__To be done__
Write out the whole listing again, exactly.

__Records for processing__
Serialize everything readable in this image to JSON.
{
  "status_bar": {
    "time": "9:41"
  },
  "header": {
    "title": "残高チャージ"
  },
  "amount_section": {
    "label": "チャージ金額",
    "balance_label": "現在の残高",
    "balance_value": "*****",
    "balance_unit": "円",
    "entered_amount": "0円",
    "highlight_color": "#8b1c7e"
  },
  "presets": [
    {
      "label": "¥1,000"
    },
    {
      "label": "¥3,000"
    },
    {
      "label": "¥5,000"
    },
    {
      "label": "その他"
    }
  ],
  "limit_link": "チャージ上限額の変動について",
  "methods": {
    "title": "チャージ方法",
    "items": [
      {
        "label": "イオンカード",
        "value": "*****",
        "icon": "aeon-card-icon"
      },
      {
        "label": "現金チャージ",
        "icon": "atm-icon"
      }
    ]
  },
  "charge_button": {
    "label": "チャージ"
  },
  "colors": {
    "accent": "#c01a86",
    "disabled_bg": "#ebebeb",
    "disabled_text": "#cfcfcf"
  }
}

__Answer below__
Serialize everything readable in this image to JSON.
{
  "status_bar": {
    "time": "9:41"
  },
  "header": {
    "title": "残高チャージ"
  },
  "amount_section": {
    "label": "チャージ金額",
    "balance_label": "現在の残高",
    "balance_value": "*****",
    "balance_unit": "円",
    "entered_amount": "0円",
    "highlight_color": "#8b1c7e"
  },
  "presets": [
    {
      "label": "¥1,000"
    },
    {
      "label": "¥3,000"
    },
    {
      "label": "¥5,000"
    },
    {
      "label": "その他"
    }
  ],
  "limit_link": "チャージ上限額の変動について",
  "methods": {
    "title": "チャージ方法",
    "items": [
      {
        "label": "イオンカード",
        "value": "*****",
        "icon": "aeon-card-icon"
      },
      {
        "label": "現金チャージ",
        "icon": "atm-icon"
      }
    ]
  },
  "charge_button": {
    "label": "チャージ"
  },
  "colors": {
    "accent": "#c01a86",
    "disabled_bg": "#ebebeb",
    "disabled_text": "#cfcfcf"
  }
}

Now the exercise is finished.